**Consignes:**
- a) D'après l'entretien avec Eric de Seynes, quelle est la durée approximative du cycle du marché français de la moto ?
- b) Recopiez le passage de l'entretien avec Eric de Seynes qui débute aux mots "Où en est-on" et s'arrête après les mots "cercle vertueux reprendra.".
- c) Poursuivez l'entretien avec Eric de Seynes à partir de sa dernière phrase.

**Texte étudié:**
Yamaha Motor France - Interview exclusive d'Eric de Seynes: "Il n'y a pas de motophobie en France"


Où en est-on de la crise ?


Il y a des crises. Si l'on se place dans la peau du financier, on se dit qu'on en voit le bout. Si l'on se met à la place de l'industriel, on en est au stade de l'adaptation de l'outil industriel, ce qui est assez lourd à faire. Et si on est consommateur, on est dans l'expectative et on diffère son achat. Le cycle du marché français de la moto est d'environ cinq ans. Depuis quatre ans, il a été haussier, la conjoncture a certes accentué le phénomène, mais de toute façon, il était mécaniquement normal qu'il se calme. De la même façon, il repartira, et d'autant plus lorsque les signaux de confiance rassureront les ménages. Nous ne sommes pas tombés dans un puit sans fond. A court ou moyen terme, le cercle vertueux reprendra.

**Items fournis:**
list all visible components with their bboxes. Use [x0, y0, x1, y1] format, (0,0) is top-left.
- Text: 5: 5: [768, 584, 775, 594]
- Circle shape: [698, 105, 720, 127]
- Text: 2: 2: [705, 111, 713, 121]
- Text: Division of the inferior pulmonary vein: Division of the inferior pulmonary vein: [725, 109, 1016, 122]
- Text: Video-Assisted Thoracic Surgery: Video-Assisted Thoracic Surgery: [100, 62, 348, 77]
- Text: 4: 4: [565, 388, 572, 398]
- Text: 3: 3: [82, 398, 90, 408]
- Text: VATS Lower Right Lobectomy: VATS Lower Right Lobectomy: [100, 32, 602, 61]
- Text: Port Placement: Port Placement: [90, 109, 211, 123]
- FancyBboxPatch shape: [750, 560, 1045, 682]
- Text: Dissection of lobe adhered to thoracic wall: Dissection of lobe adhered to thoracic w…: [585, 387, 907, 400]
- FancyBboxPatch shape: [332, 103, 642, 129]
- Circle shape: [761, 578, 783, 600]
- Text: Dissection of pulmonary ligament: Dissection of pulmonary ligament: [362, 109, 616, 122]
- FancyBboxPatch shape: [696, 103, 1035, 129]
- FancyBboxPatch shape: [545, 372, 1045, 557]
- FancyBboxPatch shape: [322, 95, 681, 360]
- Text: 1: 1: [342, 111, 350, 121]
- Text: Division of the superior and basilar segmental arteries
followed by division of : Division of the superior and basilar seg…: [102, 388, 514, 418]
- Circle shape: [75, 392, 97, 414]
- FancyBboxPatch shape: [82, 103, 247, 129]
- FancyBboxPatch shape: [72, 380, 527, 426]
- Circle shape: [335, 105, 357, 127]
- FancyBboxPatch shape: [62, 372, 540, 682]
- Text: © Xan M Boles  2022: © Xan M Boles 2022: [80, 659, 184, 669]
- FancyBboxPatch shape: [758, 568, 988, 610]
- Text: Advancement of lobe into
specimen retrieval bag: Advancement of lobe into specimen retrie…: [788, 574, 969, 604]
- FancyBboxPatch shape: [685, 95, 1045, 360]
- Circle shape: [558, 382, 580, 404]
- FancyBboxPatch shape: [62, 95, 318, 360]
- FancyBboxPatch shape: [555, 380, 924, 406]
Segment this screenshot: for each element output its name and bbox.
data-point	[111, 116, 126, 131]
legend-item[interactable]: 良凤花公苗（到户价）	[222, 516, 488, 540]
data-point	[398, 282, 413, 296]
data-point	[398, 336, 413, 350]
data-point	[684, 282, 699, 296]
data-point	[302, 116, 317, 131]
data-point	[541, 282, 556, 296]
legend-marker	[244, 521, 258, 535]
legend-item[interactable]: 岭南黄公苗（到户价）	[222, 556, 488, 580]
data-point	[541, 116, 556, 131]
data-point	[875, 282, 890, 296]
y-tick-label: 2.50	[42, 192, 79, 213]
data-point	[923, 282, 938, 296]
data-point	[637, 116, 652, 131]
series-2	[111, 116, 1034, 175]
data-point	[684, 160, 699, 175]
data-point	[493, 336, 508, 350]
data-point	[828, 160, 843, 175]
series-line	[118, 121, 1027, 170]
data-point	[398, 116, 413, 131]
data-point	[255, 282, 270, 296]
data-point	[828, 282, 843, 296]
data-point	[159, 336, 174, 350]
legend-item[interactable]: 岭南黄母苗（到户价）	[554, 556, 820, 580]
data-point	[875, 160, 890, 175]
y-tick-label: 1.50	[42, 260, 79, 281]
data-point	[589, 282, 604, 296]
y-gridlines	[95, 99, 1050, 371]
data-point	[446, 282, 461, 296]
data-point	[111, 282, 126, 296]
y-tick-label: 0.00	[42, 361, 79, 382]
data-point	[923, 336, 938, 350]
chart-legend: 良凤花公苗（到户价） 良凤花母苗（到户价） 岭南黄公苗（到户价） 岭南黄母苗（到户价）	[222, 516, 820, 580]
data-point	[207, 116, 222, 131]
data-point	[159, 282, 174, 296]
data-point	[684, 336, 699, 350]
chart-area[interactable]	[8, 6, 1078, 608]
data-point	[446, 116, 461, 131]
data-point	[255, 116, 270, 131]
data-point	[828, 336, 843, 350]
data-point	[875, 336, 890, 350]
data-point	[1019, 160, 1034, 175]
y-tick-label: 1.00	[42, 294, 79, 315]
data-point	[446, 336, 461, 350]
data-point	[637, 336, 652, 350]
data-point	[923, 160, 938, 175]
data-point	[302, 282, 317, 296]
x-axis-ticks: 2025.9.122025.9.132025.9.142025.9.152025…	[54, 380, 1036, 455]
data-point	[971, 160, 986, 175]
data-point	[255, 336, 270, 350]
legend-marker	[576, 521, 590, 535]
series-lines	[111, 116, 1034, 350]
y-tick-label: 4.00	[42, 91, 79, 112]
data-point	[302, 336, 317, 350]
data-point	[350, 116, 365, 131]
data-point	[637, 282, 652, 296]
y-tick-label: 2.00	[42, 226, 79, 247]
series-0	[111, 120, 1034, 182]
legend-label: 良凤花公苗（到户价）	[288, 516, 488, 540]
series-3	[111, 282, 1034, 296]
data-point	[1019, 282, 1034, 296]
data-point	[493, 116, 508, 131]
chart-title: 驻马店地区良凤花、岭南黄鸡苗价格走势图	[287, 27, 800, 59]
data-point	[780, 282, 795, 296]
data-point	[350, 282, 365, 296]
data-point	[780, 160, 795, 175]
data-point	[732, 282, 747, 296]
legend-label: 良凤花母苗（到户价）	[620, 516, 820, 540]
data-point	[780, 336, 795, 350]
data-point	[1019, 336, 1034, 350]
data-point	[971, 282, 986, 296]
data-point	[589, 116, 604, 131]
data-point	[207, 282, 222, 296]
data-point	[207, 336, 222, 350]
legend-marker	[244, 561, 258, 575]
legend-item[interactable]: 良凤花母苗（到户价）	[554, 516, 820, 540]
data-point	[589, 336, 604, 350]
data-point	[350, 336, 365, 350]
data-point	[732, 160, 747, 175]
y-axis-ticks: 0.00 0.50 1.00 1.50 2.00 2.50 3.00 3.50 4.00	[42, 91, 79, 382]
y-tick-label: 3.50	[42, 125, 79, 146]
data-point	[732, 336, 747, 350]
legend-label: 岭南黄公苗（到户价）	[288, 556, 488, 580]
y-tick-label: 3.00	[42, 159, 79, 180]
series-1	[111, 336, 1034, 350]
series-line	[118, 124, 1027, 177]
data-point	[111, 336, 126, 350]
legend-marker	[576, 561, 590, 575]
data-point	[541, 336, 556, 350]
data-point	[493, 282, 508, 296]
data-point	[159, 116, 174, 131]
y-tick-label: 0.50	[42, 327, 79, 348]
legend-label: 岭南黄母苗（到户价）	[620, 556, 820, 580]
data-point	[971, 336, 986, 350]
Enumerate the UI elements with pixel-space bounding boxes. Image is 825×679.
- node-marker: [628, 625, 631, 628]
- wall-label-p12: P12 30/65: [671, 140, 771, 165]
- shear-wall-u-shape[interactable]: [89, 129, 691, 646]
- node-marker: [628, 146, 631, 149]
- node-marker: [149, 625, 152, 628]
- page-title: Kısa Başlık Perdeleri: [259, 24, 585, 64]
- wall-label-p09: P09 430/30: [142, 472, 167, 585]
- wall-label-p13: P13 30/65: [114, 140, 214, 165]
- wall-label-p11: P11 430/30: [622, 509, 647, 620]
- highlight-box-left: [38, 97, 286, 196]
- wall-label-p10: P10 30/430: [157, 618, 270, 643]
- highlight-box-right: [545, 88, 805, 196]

**Résultats ordonnés:**
- a) Environ cinq ans.

- b)
Où en est-on de la crise ?


Il y a des crises. Si l'on se place dans la peau du financier, on se dit qu'on en voit le bout. Si l'on se met à la place de l'industriel, on en est au stade de l'adaptation de l'outil industriel, ce qui est assez lourd à faire. Et si on est consommateur, on est dans l'expectative et on diffère son achat. Le cycle du marché français de la moto est d'environ cinq ans. Depuis quatre ans, il a été haussier, la conjoncture a certes accentué le phénomène, mais de toute façon, il était mécaniquement normal qu'il se calme. De la même façon, il repartira, et d'autant plus lorsque les signaux de confiance rassureront les ménages. Nous ne sommes pas tombés dans un puit sans fond. A court ou moyen terme, le cercle vertueux reprendra.

- c)
Yamaha a gagné tous les titres mondiaux possibles en 2009. Et pourtant, la marque subit de lourdes pertes. Gagner le dimanche ne signifie donc pas vendre des motos le lundi ainsi qu'aimait le répéter Barry Sheene ?


Lorsque l'on s'engage dans une compétition, mieux vaut dans l'absolu finir premier que second. Mais se persuader qu'il y ait une corrélation automatique avec le volume des ventes serait trop facile. La réalité du marché est autre. Cela dit, la compétition affirme la valeur de la marque, insuffle un esprit positif, tant aux clients qu'aux concessionnaires. C'est un facteur d'estime, un levier positif sur le long terme. C'est un élément important dans un marché chahuté où l'on voit des marques surgir. La compétition solidifie l'édifice de la marque, c'est un rempart contre le temps. Elle apporte des valeurs à partager avec les clients.


Il fut un temps où Yamaha sortait jusqu'à 14 nouveaux modèles. De ce point de vue, quelle est la stratégie de Yamaha cette année ?


14 modèles, c'était l'année exceptionnelle de 1996. La période est différente et pour 2010, on peut parler de 8 nouveautés : la YBR 125, le BW's 125, les X Max 125 et 250, la YZF 450, la XJ6F, la FZ8 et la Super Ténéré. Yamaha est un constructeur généraliste . Il est présent dans plusieurs segments, il défend un réseau de distribution à 70% monomarque. Nous avons une vraie responsabilité vis-à-vis d'eux et nous sommes en place avec la largeur de notre gamme et un tel rythme de renouvellement.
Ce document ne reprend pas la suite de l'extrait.